Stored records:
· · · · · · ·

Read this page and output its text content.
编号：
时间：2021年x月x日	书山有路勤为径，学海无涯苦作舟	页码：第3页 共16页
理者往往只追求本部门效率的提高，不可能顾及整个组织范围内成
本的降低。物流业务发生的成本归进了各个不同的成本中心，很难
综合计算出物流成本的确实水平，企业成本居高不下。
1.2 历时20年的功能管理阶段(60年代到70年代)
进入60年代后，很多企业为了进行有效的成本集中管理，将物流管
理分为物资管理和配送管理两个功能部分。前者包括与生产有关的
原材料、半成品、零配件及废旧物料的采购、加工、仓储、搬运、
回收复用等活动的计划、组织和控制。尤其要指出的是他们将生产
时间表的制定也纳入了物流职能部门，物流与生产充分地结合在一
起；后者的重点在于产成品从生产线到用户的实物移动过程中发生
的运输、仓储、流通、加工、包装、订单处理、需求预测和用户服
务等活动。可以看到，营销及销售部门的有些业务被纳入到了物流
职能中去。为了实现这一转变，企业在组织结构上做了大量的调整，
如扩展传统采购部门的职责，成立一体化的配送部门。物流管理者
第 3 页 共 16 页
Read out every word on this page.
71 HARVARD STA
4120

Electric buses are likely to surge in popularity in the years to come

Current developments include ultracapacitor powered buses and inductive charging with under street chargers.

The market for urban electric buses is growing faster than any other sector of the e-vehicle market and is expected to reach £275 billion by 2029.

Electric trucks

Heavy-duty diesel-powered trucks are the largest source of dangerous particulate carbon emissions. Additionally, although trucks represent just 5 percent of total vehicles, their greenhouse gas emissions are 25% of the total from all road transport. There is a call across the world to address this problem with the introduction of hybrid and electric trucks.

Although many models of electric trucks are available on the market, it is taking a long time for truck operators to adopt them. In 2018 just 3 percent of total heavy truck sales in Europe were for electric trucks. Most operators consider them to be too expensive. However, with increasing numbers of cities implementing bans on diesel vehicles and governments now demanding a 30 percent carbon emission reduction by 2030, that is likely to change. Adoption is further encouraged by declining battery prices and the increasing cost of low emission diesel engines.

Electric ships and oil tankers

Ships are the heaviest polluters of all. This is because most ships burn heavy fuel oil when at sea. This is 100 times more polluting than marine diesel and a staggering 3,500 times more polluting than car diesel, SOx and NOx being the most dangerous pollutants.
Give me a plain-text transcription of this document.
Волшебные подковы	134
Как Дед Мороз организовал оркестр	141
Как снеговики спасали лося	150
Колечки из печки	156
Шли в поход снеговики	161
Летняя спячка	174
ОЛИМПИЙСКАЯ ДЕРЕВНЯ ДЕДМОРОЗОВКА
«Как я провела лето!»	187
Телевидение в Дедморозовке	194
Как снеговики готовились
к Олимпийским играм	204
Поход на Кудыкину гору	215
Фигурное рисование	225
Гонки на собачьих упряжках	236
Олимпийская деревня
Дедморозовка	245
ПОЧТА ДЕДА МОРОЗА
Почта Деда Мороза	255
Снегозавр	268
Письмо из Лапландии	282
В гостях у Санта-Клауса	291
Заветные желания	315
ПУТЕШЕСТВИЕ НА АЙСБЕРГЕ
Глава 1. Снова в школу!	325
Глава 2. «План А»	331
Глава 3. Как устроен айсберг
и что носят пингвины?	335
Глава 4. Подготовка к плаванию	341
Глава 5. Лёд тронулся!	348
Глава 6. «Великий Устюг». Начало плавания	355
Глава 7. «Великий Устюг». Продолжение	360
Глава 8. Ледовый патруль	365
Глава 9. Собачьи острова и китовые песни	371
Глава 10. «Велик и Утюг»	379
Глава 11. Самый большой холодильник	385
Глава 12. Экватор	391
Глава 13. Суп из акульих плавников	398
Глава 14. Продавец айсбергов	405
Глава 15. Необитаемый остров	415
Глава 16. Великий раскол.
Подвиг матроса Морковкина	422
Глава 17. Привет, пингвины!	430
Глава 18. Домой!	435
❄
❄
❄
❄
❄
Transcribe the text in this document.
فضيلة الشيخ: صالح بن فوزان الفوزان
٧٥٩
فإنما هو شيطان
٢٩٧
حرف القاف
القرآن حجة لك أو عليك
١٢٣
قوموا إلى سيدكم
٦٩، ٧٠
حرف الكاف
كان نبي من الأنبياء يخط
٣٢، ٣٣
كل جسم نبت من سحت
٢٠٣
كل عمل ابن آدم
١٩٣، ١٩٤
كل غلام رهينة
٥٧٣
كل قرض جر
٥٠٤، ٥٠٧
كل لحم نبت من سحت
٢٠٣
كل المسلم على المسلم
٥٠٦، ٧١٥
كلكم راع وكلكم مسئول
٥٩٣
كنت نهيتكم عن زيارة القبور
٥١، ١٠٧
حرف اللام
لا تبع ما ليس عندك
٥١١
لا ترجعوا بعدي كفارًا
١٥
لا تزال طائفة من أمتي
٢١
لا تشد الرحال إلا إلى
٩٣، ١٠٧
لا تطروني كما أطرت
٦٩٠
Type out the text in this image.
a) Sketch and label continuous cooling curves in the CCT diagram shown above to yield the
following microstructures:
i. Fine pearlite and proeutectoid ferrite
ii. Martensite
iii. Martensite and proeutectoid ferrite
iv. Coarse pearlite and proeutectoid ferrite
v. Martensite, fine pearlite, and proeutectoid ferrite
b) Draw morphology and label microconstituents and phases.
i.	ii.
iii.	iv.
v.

· · · · · · ·

▶ WORK INSTRUCTIONS
All of the data must be returned exactly.

▶ CORRECT ANSWER
Read this page and output its text content.
编号：
时间：2021年x月x日	书山有路勤为径，学海无涯苦作舟	页码：第3页 共16页
理者往往只追求本部门效率的提高，不可能顾及整个组织范围内成
本的降低。物流业务发生的成本归进了各个不同的成本中心，很难
综合计算出物流成本的确实水平，企业成本居高不下。
1.2 历时20年的功能管理阶段(60年代到70年代)
进入60年代后，很多企业为了进行有效的成本集中管理，将物流管
理分为物资管理和配送管理两个功能部分。前者包括与生产有关的
原材料、半成品、零配件及废旧物料的采购、加工、仓储、搬运、
回收复用等活动的计划、组织和控制。尤其要指出的是他们将生产
时间表的制定也纳入了物流职能部门，物流与生产充分地结合在一
起；后者的重点在于产成品从生产线到用户的实物移动过程中发生
的运输、仓储、流通、加工、包装、订单处理、需求预测和用户服
务等活动。可以看到，营销及销售部门的有些业务被纳入到了物流
职能中去。为了实现这一转变，企业在组织结构上做了大量的调整，
如扩展传统采购部门的职责，成立一体化的配送部门。物流管理者
第 3 页 共 16 页
Read out every word on this page.
71 HARVARD STA
4120

Electric buses are likely to surge in popularity in the years to come

Current developments include ultracapacitor powered buses and inductive charging with under street chargers.

The market for urban electric buses is growing faster than any other sector of the e-vehicle market and is expected to reach £275 billion by 2029.

Electric trucks

Heavy-duty diesel-powered trucks are the largest source of dangerous particulate carbon emissions. Additionally, although trucks represent just 5 percent of total vehicles, their greenhouse gas emissions are 25% of the total from all road transport. There is a call across the world to address this problem with the introduction of hybrid and electric trucks.

Although many models of electric trucks are available on the market, it is taking a long time for truck operators to adopt them. In 2018 just 3 percent of total heavy truck sales in Europe were for electric trucks. Most operators consider them to be too expensive. However, with increasing numbers of cities implementing bans on diesel vehicles and governments now demanding a 30 percent carbon emission reduction by 2030, that is likely to change. Adoption is further encouraged by declining battery prices and the increasing cost of low emission diesel engines.

Electric ships and oil tankers

Ships are the heaviest polluters of all. This is because most ships burn heavy fuel oil when at sea. This is 100 times more polluting than marine diesel and a staggering 3,500 times more polluting than car diesel, SOx and NOx being the most dangerous pollutants.
Give me a plain-text transcription of this document.
Волшебные подковы	134
Как Дед Мороз организовал оркестр	141
Как снеговики спасали лося	150
Колечки из печки	156
Шли в поход снеговики	161
Летняя спячка	174
ОЛИМПИЙСКАЯ ДЕРЕВНЯ ДЕДМОРОЗОВКА
«Как я провела лето!»	187
Телевидение в Дедморозовке	194
Как снеговики готовились
к Олимпийским играм	204
Поход на Кудыкину гору	215
Фигурное рисование	225
Гонки на собачьих упряжках	236
Олимпийская деревня
Дедморозовка	245
ПОЧТА ДЕДА МОРОЗА
Почта Деда Мороза	255
Снегозавр	268
Письмо из Лапландии	282
В гостях у Санта-Клауса	291
Заветные желания	315
ПУТЕШЕСТВИЕ НА АЙСБЕРГЕ
Глава 1. Снова в школу!	325
Глава 2. «План А»	331
Глава 3. Как устроен айсберг
и что носят пингвины?	335
Глава 4. Подготовка к плаванию	341
Глава 5. Лёд тронулся!	348
Глава 6. «Великий Устюг». Начало плавания	355
Глава 7. «Великий Устюг». Продолжение	360
Глава 8. Ледовый патруль	365
Глава 9. Собачьи острова и китовые песни	371
Глава 10. «Велик и Утюг»	379
Глава 11. Самый большой холодильник	385
Глава 12. Экватор	391
Глава 13. Суп из акульих плавников	398
Глава 14. Продавец айсбергов	405
Глава 15. Необитаемый остров	415
Глава 16. Великий раскол.
Подвиг матроса Морковкина	422
Глава 17. Привет, пингвины!	430
Глава 18. Домой!	435
❄
❄
❄
❄
❄
Transcribe the text in this document.
فضيلة الشيخ: صالح بن فوزان الفوزان
٧٥٩
فإنما هو شيطان
٢٩٧
حرف القاف
القرآن حجة لك أو عليك
١٢٣
قوموا إلى سيدكم
٦٩، ٧٠
حرف الكاف
كان نبي من الأنبياء يخط
٣٢، ٣٣
كل جسم نبت من سحت
٢٠٣
كل عمل ابن آدم
١٩٣، ١٩٤
كل غلام رهينة
٥٧٣
كل قرض جر
٥٠٤، ٥٠٧
كل لحم نبت من سحت
٢٠٣
كل المسلم على المسلم
٥٠٦، ٧١٥
كلكم راع وكلكم مسئول
٥٩٣
كنت نهيتكم عن زيارة القبور
٥١، ١٠٧
حرف اللام
لا تبع ما ليس عندك
٥١١
لا ترجعوا بعدي كفارًا
١٥
لا تزال طائفة من أمتي
٢١
لا تشد الرحال إلا إلى
٩٣، ١٠٧
لا تطروني كما أطرت
٦٩٠
Type out the text in this image.
a) Sketch and label continuous cooling curves in the CCT diagram shown above to yield the
following microstructures:
i. Fine pearlite and proeutectoid ferrite
ii. Martensite
iii. Martensite and proeutectoid ferrite
iv. Coarse pearlite and proeutectoid ferrite
v. Martensite, fine pearlite, and proeutectoid ferrite
b) Draw morphology and label microconstituents and phases.
i.	ii.
iii.	iv.
v.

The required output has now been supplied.